Vancouver’s only ice rink to remain open after approved sale

City Bible Church puts school project on hold, Mountain View Ice Arena no longer closing

By Andy Buhler, Columbian Staff Writer
Published: June 8, 2018, 1:59pm

Vancouver’s lone ice rink is here to stay, after all.

After announcing an impending closure in early April, Mountain View Ice Arena owners announced Friday that it will remain open. City Bible Church elders approved the building’s sale Thursday evening, officially shuttering the church’s plan to build a school in its place.

Rink owner and church member Bruce Wood said he and rink manager Bob Knoerl delivered a letter of intent to purchase the rink to the church Tuesday. The sale was approved at approximately $4.1 million and included the reimbursement of costs incurred by City Christian Schools to convert the rink to a school.

“We’ve begun a journey to purchase the Mountain View Ice Arena and make it our permanent home,” Knoerl said in a letter addressed to rink users.

That marks a change of direction from an April 4 post on Mountain View Ice Arena’s Facebook page notifying patrons the rink would close Aug. 31. City Bible Church planned to convert the ice rink into a 20,000-square-foot school for students in kindergarten to fifth grade, according to a 2016 preliminary application with the city of Vancouver.

Wood had been working on locating a new location for the rink for more than a year and met with officials at the Clark County Event Center at the Fairgrounds in recent months as a potential site.

★ ★ ★ ★ ★ ★ ★

REQUIRED WORK ::
1. Copy the ice rink article from "Rink owner and" up to and including "to a school.", replacing "letter of intent" with "purchase offer".
2. In the ice rink article, at roughly what price was the sale of the rink approved?

★ ★ ★ ★ ★ ★ ★

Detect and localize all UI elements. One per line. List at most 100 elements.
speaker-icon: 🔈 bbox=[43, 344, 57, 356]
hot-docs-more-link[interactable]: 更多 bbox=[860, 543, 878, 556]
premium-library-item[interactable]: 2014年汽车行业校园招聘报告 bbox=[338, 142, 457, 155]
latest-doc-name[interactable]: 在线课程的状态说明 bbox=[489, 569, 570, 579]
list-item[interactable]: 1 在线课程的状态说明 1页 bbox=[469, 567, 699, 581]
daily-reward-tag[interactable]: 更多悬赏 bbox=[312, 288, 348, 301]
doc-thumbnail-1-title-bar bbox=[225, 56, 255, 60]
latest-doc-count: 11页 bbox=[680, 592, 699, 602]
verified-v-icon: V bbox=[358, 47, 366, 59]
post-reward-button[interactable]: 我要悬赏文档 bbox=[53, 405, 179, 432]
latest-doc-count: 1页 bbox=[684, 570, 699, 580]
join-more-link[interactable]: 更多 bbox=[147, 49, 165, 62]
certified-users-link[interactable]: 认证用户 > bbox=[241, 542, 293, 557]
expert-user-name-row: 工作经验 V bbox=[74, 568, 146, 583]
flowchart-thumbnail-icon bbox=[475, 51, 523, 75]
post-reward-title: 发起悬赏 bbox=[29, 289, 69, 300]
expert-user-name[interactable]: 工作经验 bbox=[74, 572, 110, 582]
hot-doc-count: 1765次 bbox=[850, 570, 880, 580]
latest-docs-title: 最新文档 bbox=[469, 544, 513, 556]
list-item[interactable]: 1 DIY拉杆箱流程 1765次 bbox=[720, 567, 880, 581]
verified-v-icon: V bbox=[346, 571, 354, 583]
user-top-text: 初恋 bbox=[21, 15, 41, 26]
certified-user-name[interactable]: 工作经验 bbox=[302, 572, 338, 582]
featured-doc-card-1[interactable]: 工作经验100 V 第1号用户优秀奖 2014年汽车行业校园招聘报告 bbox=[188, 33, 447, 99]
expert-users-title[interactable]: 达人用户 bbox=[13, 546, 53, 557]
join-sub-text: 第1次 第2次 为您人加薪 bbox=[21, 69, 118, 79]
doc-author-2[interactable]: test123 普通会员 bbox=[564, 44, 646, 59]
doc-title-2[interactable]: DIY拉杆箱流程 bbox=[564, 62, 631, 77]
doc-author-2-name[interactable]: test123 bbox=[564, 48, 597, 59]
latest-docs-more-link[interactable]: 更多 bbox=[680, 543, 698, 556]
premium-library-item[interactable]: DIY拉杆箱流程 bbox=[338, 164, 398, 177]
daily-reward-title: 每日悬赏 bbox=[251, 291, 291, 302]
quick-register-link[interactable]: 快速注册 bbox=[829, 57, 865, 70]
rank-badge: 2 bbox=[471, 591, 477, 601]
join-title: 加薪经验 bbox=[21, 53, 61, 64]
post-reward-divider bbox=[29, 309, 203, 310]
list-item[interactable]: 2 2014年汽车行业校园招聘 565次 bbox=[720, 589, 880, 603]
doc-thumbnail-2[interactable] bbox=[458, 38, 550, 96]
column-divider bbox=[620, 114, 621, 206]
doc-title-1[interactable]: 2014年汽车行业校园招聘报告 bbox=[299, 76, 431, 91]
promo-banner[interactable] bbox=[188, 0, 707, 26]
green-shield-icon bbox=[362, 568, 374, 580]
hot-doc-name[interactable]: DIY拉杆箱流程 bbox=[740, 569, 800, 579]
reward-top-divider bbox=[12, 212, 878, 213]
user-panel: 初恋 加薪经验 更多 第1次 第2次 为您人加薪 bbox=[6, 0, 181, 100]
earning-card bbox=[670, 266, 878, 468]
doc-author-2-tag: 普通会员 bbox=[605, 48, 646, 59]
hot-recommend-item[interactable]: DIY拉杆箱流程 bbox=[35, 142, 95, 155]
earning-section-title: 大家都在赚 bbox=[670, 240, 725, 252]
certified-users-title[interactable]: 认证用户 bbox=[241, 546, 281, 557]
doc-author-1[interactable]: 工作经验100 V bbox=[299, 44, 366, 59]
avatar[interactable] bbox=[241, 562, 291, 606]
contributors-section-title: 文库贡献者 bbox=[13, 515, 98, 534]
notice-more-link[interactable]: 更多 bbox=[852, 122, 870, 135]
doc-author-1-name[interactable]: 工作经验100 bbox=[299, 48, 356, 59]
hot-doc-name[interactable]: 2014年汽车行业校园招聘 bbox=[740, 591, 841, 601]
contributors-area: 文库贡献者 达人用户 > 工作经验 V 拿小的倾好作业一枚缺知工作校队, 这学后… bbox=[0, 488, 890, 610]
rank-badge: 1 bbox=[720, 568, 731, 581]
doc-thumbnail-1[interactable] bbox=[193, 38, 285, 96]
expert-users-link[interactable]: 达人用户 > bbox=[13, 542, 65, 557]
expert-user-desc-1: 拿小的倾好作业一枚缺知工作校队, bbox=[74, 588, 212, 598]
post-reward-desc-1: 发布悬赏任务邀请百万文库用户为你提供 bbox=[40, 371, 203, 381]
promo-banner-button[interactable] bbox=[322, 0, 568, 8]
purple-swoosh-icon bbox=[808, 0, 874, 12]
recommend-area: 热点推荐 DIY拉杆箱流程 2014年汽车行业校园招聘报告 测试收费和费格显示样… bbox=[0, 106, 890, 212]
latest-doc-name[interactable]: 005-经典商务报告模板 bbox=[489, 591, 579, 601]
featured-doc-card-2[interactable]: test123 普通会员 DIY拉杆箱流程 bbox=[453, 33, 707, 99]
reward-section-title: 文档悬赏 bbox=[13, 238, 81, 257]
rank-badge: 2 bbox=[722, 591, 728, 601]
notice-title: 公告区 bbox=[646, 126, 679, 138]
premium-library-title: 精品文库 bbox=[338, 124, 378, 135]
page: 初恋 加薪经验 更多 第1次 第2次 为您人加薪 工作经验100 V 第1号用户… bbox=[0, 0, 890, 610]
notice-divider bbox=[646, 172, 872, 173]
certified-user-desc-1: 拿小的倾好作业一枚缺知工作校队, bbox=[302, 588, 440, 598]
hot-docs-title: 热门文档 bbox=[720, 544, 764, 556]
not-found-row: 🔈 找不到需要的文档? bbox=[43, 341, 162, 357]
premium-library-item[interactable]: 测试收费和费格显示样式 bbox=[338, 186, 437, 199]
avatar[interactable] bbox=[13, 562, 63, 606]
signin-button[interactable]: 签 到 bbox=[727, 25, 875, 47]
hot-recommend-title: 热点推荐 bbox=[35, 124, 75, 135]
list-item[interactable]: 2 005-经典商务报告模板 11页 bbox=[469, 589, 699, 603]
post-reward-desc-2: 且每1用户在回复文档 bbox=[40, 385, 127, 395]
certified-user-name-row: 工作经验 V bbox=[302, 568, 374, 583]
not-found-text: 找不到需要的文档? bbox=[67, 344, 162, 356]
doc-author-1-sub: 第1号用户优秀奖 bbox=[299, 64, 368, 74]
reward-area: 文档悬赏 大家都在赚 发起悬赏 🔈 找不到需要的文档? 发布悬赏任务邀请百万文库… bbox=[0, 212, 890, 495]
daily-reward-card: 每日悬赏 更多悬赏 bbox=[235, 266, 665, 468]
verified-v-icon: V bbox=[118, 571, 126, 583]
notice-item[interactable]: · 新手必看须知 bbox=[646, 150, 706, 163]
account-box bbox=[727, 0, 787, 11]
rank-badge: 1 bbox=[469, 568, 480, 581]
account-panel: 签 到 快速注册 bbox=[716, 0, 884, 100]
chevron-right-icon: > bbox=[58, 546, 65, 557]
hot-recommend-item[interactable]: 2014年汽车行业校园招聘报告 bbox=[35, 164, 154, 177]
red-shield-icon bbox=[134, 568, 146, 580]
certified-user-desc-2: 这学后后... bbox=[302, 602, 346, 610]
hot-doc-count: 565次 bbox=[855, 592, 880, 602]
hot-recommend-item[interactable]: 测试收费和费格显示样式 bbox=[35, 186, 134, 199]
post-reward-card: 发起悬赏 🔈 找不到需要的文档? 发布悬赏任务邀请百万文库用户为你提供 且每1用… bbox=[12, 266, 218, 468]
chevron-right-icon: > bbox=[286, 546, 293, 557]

★ ★ ★ ★ ★ ★ ★

TASK-BY-TASK RESULTS ::
1.
Rink owner and church member Bruce Wood said he and rink manager Bob Knoerl delivered a purchase offer to purchase the rink to the church Tuesday. The sale was approved at approximately $4.1 million and included the reimbursement of costs incurred by City Christian Schools to convert the rink to a school.

2. Approximately $4.1 million.